* AIM OF THE EXERCISE: All lines in which the word "Scout" occurs are to be extracted.

[Stored data entries]
============
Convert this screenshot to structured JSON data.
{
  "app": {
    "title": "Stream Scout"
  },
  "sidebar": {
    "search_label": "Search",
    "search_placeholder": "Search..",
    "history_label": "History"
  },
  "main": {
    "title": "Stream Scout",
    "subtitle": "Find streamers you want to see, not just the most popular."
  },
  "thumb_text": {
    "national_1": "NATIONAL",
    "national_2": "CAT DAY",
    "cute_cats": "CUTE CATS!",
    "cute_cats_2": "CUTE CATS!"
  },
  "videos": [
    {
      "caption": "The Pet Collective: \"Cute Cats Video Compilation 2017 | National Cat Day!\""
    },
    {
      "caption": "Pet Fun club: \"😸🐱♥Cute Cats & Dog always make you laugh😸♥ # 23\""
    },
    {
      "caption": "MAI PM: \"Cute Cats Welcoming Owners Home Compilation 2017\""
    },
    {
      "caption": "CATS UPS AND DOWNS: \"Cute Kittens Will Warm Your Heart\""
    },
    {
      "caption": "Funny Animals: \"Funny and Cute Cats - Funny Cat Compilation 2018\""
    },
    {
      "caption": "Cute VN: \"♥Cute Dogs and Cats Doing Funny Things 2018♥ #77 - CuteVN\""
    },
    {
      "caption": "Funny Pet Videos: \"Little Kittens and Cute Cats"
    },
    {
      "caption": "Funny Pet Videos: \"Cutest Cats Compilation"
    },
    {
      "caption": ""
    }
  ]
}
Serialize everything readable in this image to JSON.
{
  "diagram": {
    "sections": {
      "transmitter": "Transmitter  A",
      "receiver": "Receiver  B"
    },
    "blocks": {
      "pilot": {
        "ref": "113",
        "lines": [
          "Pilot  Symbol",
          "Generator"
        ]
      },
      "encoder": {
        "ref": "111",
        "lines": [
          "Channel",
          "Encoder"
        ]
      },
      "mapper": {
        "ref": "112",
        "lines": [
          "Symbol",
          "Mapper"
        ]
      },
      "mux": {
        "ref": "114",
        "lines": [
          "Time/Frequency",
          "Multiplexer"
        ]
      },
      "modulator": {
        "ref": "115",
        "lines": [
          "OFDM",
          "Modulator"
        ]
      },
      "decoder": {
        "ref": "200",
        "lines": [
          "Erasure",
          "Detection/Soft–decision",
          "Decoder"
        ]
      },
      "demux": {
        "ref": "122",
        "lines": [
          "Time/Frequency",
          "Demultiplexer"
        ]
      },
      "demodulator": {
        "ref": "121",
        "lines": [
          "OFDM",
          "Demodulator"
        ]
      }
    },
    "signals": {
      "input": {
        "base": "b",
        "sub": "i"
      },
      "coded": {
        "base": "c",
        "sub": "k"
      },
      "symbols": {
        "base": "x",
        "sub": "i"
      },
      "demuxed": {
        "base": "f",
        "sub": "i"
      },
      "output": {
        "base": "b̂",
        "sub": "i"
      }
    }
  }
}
============
* SOLUTION FOR THIS PROBLEM:
    "title": "Stream Scout"
    "title": "Stream Scout",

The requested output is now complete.